# DATASET EXCERPTS:
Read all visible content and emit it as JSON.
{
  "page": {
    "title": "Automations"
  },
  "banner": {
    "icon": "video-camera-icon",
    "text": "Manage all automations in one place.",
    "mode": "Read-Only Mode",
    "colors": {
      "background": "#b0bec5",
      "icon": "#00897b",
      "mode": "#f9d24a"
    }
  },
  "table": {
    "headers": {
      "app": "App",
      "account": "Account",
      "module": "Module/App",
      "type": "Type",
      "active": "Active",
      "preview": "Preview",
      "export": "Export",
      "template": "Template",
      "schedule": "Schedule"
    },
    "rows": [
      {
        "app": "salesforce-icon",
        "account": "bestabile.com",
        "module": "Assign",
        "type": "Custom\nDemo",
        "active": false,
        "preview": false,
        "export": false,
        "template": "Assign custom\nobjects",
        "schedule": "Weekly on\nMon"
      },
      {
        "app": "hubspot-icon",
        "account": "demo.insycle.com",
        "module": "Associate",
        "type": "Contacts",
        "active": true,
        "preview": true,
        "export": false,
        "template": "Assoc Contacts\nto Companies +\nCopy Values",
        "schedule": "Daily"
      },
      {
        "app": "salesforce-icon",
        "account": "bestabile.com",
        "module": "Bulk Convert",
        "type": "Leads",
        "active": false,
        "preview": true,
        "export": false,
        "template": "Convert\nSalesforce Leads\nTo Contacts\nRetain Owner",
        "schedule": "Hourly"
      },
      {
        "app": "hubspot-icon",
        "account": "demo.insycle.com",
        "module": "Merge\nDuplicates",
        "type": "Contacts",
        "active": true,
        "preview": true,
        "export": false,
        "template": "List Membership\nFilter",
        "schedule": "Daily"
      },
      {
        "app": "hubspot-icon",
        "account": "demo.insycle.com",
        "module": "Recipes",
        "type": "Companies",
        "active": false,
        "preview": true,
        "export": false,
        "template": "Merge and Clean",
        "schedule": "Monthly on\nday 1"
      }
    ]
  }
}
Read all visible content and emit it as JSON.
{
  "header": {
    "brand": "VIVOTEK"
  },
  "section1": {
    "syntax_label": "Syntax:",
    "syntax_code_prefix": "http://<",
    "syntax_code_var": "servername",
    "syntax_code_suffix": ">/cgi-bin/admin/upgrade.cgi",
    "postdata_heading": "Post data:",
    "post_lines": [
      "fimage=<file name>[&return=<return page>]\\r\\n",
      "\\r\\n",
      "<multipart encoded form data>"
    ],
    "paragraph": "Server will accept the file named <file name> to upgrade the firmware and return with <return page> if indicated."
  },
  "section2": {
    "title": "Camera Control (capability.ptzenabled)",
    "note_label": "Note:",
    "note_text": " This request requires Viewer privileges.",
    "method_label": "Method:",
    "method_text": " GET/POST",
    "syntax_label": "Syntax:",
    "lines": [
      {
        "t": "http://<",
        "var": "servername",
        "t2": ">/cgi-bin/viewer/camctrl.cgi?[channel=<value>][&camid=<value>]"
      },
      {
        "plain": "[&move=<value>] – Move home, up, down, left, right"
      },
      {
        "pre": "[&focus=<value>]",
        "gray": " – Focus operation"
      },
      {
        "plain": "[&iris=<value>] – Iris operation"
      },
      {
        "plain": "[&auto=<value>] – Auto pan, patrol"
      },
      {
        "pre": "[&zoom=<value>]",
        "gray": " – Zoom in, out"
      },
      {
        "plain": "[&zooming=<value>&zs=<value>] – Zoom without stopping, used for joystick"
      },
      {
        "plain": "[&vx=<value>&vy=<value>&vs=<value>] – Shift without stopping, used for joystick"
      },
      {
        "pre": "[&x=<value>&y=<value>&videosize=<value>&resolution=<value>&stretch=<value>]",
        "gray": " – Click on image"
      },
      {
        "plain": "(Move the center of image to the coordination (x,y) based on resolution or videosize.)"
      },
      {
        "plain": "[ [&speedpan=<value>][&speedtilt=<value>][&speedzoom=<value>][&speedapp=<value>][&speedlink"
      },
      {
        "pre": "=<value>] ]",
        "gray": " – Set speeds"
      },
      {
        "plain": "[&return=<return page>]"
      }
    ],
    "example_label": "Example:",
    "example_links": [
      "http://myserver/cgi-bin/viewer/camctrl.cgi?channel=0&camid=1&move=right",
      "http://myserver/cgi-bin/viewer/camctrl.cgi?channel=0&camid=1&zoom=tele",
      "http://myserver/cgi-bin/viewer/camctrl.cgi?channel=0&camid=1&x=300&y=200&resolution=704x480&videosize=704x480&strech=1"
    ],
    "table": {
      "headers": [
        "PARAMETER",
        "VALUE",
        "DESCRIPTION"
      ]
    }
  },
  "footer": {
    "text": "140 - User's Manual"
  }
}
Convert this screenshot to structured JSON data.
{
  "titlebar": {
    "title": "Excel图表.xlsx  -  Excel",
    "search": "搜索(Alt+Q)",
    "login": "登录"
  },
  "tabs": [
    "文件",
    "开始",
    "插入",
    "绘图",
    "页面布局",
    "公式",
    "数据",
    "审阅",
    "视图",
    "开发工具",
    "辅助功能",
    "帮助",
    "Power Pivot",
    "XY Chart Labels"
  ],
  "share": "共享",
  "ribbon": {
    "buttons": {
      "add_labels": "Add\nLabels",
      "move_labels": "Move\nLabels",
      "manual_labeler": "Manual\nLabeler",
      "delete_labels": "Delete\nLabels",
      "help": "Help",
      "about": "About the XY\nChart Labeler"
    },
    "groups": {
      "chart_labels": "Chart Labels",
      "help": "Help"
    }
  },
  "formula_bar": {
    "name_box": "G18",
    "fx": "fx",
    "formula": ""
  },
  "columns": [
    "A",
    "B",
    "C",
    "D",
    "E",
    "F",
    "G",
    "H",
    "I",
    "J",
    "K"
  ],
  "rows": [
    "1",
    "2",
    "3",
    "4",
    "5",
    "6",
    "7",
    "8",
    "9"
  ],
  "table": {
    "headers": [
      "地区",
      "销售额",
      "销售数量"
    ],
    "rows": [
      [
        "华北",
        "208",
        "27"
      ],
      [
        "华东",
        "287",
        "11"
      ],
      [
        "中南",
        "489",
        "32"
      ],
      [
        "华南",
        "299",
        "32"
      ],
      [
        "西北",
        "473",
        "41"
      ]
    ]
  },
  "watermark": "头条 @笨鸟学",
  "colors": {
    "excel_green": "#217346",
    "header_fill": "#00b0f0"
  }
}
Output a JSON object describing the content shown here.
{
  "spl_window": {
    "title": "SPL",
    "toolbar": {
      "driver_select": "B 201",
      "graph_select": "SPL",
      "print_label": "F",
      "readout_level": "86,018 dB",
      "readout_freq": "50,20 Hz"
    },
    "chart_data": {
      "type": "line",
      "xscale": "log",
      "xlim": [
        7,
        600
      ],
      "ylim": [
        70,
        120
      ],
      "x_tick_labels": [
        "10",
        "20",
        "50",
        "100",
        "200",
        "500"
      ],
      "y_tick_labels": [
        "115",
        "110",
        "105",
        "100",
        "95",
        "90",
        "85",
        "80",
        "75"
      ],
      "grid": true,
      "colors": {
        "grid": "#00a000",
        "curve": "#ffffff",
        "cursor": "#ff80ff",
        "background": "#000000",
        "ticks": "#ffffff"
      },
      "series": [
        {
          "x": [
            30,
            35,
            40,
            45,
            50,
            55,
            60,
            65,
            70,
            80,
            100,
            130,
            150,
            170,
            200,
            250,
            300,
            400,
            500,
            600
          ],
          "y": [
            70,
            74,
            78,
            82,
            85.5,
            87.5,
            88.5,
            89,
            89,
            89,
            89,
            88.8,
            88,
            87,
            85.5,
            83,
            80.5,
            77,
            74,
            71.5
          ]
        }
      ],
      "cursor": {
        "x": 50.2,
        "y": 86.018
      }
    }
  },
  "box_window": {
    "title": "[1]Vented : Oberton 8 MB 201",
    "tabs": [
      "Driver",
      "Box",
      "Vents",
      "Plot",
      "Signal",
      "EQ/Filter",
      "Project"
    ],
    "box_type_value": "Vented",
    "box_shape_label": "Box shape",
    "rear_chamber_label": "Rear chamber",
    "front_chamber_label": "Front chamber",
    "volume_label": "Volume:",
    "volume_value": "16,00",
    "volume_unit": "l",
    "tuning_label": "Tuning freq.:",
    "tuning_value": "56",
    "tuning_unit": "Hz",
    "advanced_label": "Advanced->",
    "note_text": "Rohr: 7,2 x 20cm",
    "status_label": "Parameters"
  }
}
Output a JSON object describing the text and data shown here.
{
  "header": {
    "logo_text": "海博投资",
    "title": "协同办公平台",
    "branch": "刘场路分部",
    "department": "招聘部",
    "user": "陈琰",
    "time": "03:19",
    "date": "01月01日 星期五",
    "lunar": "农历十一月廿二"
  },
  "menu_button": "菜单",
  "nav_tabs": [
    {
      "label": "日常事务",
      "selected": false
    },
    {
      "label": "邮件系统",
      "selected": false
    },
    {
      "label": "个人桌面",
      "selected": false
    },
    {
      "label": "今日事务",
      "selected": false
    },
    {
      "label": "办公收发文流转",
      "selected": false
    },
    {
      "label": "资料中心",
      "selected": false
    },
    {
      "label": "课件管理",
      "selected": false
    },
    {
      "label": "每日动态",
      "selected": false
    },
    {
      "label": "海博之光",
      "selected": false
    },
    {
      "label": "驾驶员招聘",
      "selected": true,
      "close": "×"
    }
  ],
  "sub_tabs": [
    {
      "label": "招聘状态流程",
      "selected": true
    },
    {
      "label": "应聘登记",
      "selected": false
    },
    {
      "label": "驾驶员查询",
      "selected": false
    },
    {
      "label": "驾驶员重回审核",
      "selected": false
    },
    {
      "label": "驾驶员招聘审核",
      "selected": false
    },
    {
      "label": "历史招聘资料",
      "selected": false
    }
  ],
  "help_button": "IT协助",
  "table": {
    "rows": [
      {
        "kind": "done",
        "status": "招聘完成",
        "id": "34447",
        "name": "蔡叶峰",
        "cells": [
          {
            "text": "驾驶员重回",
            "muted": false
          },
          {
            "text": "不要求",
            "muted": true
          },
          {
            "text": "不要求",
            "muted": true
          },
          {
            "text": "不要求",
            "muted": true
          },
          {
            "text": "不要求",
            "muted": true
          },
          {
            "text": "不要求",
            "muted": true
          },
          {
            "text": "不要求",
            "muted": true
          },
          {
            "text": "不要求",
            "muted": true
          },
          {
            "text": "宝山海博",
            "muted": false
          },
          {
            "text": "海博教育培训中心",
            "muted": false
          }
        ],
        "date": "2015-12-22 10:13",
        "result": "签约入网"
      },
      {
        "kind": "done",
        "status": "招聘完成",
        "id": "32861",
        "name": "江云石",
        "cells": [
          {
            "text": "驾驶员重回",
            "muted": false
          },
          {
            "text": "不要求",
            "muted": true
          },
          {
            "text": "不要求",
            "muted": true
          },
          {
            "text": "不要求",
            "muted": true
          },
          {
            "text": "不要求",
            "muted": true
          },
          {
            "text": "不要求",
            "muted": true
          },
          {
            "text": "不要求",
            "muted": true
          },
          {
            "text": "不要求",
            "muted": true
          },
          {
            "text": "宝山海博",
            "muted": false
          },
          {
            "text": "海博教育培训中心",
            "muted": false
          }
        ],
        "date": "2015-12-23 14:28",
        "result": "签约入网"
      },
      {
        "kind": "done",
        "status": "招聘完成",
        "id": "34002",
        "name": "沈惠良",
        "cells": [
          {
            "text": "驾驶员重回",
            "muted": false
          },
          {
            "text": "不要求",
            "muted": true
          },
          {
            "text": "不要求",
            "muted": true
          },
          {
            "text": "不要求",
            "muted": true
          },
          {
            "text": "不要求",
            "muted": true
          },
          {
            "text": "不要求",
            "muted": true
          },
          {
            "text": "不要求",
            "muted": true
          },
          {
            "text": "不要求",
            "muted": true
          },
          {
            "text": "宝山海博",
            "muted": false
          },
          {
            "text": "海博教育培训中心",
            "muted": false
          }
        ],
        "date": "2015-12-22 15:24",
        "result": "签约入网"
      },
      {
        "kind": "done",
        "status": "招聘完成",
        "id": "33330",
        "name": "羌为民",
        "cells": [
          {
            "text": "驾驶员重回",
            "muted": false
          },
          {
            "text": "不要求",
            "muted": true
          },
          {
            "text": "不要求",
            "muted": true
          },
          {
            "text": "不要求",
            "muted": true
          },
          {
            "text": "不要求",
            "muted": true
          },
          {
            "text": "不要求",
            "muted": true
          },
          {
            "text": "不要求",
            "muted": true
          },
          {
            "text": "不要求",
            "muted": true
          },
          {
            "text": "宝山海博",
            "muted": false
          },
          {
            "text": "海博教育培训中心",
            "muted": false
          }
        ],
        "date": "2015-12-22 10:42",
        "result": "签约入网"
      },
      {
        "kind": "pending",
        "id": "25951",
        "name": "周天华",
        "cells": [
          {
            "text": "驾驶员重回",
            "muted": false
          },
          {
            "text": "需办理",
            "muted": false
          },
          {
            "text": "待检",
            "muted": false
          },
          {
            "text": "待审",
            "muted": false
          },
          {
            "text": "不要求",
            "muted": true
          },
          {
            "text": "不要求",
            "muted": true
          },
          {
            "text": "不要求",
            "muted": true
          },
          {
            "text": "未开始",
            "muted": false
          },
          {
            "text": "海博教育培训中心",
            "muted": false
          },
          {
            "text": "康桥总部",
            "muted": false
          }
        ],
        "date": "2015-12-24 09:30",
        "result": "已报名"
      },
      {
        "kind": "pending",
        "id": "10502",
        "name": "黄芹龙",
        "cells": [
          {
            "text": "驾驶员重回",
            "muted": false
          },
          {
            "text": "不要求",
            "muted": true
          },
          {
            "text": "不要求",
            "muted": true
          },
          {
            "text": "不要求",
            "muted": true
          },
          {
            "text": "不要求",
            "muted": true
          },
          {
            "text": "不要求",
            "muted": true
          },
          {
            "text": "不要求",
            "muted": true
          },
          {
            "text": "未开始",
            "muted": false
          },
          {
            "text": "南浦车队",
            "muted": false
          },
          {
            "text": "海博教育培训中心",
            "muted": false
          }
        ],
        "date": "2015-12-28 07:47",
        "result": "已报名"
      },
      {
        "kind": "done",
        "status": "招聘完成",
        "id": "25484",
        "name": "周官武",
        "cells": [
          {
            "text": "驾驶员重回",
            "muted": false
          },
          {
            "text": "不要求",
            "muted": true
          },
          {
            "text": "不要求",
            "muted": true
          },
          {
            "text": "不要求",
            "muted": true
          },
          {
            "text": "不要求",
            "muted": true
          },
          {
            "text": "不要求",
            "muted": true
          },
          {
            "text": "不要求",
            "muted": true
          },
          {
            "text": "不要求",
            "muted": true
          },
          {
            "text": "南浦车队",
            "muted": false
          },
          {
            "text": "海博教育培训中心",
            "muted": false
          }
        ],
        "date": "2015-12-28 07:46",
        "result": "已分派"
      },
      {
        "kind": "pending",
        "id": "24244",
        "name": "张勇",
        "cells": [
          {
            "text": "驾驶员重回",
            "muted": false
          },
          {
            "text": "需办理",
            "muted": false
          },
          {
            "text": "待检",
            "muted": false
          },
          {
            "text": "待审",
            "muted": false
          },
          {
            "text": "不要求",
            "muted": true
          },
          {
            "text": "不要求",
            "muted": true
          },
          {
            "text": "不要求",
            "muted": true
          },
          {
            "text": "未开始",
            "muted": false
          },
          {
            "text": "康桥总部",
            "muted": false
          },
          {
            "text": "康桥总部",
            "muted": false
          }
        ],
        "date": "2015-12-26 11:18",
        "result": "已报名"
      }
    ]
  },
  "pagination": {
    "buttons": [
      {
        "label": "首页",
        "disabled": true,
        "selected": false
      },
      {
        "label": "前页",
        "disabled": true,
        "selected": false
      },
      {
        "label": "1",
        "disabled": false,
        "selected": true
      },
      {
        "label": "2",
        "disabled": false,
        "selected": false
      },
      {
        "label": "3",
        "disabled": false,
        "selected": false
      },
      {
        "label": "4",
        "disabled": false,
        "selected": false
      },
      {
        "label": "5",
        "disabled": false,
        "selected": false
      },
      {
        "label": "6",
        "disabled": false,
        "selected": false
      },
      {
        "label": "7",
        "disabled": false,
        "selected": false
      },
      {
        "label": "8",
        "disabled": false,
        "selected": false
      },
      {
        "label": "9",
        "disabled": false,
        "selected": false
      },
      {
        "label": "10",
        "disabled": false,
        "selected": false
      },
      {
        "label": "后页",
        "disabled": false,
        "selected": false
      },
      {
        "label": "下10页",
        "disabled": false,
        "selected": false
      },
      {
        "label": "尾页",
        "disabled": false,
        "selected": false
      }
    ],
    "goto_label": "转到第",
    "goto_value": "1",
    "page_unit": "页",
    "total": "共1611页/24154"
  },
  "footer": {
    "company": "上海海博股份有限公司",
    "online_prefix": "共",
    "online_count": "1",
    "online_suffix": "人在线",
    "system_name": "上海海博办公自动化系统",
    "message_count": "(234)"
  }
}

# PROBLEM DESCRIPTION:
Copy every line of the material in which the word "right" occurs.

# EXERCISE ANSWER:
        "plain": "[&move=<value>] – Move home, up, down, left, right"
      "http://myserver/cgi-bin/viewer/camctrl.cgi?channel=0&camid=1&move=right",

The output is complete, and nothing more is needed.